__Task details__: Please rewrite these items, changing "Create Account" to "Sign Up" everywhere it occurs and leaving everything else the same.

__Information shown__:
------

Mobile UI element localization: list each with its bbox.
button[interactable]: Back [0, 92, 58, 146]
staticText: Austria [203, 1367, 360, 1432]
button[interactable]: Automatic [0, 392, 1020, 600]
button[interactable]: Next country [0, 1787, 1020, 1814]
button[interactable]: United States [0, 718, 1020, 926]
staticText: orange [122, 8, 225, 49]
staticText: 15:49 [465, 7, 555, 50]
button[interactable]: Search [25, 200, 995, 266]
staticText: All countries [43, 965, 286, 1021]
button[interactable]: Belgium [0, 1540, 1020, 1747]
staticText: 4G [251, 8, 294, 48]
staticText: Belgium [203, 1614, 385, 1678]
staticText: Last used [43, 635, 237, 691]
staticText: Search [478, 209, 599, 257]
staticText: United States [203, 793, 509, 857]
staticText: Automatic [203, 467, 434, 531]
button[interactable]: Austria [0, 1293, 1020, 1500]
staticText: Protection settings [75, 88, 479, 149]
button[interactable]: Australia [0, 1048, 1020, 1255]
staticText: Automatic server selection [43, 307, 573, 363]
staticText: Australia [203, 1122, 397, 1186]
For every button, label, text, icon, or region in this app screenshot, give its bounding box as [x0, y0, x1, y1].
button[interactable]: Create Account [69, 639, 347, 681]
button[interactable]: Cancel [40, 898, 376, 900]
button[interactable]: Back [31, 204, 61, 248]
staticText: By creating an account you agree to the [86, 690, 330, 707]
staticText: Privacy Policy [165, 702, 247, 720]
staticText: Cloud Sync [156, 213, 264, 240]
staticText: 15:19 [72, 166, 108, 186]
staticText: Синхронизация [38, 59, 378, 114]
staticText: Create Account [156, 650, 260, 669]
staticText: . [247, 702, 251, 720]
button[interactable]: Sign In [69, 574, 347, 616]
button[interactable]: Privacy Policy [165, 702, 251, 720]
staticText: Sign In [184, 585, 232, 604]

------

__Expected answer__:
Mobile UI element localization: list each with its bbox.
button[interactable]: Back [0, 92, 58, 146]
staticText: Austria [203, 1367, 360, 1432]
button[interactable]: Automatic [0, 392, 1020, 600]
button[interactable]: Next country [0, 1787, 1020, 1814]
button[interactable]: United States [0, 718, 1020, 926]
staticText: orange [122, 8, 225, 49]
staticText: 15:49 [465, 7, 555, 50]
button[interactable]: Search [25, 200, 995, 266]
staticText: All countries [43, 965, 286, 1021]
button[interactable]: Belgium [0, 1540, 1020, 1747]
staticText: 4G [251, 8, 294, 48]
staticText: Belgium [203, 1614, 385, 1678]
staticText: Last used [43, 635, 237, 691]
staticText: Search [478, 209, 599, 257]
staticText: United States [203, 793, 509, 857]
staticText: Automatic [203, 467, 434, 531]
button[interactable]: Austria [0, 1293, 1020, 1500]
staticText: Protection settings [75, 88, 479, 149]
button[interactable]: Australia [0, 1048, 1020, 1255]
staticText: Automatic server selection [43, 307, 573, 363]
staticText: Australia [203, 1122, 397, 1186]
For every button, label, text, icon, or region in this app screenshot, give its bounding box as [x0, y0, x1, y1].
button[interactable]: Sign Up [69, 639, 347, 681]
button[interactable]: Cancel [40, 898, 376, 900]
button[interactable]: Back [31, 204, 61, 248]
staticText: By creating an account you agree to the [86, 690, 330, 707]
staticText: Privacy Policy [165, 702, 247, 720]
staticText: Cloud Sync [156, 213, 264, 240]
staticText: 15:19 [72, 166, 108, 186]
staticText: Синхронизация [38, 59, 378, 114]
staticText: Sign Up [156, 650, 260, 669]
staticText: . [247, 702, 251, 720]
button[interactable]: Sign In [69, 574, 347, 616]
button[interactable]: Privacy Policy [165, 702, 251, 720]
staticText: Sign In [184, 585, 232, 604]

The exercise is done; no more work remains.